Stored records:
————

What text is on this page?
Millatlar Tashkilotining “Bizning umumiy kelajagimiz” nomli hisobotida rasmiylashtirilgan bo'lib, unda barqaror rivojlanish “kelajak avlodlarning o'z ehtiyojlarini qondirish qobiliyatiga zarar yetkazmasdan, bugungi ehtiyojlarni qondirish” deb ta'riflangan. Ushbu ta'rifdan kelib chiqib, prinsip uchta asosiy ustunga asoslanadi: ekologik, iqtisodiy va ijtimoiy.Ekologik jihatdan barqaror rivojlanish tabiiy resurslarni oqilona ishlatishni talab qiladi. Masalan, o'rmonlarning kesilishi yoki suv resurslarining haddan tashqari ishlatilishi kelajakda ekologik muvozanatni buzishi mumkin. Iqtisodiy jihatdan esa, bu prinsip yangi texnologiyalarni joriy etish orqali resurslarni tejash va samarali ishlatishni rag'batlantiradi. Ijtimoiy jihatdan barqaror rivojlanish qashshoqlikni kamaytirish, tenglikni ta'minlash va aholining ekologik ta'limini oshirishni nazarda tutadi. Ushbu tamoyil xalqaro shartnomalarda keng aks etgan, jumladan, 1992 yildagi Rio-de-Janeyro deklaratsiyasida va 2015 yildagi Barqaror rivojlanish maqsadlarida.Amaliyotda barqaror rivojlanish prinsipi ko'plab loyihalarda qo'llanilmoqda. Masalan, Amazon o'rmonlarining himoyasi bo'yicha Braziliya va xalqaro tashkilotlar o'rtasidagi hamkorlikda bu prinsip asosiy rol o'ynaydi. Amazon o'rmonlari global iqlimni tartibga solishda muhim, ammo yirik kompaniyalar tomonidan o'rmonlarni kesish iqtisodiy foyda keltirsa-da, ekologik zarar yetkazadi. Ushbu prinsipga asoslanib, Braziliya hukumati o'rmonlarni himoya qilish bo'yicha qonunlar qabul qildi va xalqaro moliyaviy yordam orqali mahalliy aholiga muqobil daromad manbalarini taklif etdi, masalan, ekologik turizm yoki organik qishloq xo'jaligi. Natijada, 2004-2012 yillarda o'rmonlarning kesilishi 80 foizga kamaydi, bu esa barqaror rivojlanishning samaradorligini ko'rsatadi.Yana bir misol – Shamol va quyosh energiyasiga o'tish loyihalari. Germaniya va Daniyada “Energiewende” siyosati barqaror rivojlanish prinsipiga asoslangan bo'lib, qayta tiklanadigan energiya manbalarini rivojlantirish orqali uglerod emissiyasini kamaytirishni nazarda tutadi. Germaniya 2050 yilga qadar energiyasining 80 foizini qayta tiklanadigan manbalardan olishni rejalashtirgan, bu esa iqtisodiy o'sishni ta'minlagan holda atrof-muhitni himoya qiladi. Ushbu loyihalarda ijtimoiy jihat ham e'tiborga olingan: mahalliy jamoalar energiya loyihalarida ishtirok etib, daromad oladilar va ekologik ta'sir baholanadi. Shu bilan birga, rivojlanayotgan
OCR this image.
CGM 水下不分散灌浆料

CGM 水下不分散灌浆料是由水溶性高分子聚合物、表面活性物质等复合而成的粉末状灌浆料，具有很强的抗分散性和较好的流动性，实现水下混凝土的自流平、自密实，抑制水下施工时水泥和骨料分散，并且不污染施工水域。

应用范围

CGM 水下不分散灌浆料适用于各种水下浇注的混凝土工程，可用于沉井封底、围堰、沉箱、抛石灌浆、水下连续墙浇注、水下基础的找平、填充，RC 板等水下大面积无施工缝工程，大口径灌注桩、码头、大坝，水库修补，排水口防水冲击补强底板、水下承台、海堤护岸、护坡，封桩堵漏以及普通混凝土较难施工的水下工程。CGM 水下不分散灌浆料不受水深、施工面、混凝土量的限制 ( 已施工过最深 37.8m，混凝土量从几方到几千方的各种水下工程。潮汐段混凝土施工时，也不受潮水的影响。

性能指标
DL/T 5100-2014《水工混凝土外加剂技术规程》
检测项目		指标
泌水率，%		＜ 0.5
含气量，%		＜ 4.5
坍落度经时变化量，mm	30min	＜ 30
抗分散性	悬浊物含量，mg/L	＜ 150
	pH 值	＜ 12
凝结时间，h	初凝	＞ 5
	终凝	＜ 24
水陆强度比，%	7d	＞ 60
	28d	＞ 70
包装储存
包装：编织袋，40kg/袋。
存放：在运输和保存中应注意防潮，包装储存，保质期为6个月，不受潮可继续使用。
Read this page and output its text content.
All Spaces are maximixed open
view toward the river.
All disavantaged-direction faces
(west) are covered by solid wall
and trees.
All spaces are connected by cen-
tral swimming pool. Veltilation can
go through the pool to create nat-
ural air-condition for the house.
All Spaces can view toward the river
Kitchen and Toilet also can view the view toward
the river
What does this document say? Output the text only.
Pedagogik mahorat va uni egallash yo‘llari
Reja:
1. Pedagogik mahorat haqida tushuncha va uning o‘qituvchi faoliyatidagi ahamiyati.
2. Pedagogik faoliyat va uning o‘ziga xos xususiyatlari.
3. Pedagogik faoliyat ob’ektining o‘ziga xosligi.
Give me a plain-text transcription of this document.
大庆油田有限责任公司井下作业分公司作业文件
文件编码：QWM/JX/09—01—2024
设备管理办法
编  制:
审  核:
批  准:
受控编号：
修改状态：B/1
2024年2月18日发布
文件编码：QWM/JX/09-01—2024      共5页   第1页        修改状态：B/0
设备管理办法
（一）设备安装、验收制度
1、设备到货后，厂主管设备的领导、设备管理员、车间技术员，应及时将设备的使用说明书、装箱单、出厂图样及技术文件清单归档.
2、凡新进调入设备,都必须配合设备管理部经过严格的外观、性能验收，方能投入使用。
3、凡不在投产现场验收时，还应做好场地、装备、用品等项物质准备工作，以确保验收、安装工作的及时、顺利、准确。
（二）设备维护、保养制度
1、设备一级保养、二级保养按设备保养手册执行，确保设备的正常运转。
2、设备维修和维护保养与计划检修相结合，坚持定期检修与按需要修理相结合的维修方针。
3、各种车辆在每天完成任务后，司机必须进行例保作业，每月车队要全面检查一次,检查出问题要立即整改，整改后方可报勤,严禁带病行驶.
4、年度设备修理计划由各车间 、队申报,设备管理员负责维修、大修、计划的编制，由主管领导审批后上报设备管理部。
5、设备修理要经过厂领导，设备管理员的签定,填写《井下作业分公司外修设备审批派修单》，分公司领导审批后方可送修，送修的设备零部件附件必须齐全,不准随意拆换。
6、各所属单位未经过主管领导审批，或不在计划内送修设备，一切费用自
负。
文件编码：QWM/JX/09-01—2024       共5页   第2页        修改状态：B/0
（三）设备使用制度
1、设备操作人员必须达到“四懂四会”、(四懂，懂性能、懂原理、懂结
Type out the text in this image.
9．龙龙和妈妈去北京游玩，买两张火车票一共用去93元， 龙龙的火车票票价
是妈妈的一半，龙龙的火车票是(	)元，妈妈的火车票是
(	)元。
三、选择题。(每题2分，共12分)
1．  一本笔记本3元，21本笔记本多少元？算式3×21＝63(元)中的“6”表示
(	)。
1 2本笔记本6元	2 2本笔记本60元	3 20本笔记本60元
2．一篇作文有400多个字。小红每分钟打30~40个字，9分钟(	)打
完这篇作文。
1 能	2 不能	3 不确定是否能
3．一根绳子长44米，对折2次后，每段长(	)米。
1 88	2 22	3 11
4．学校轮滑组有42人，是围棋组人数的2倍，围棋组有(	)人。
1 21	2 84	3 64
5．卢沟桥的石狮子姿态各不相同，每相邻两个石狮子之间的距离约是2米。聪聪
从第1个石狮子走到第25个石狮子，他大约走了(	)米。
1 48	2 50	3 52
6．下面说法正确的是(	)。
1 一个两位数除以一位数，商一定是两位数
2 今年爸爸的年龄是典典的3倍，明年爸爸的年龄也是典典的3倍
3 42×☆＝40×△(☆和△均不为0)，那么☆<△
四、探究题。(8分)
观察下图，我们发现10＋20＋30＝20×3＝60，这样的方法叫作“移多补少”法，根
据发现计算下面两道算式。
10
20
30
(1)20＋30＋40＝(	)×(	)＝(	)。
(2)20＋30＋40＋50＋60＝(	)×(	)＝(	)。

————

§ **WRITTEN TASK**
Find the string "view" in the records, then copy each line where it occurs.

§ **TASK RESULT**
view toward the river.
All Spaces can view toward the river
Kitchen and Toilet also can view the view toward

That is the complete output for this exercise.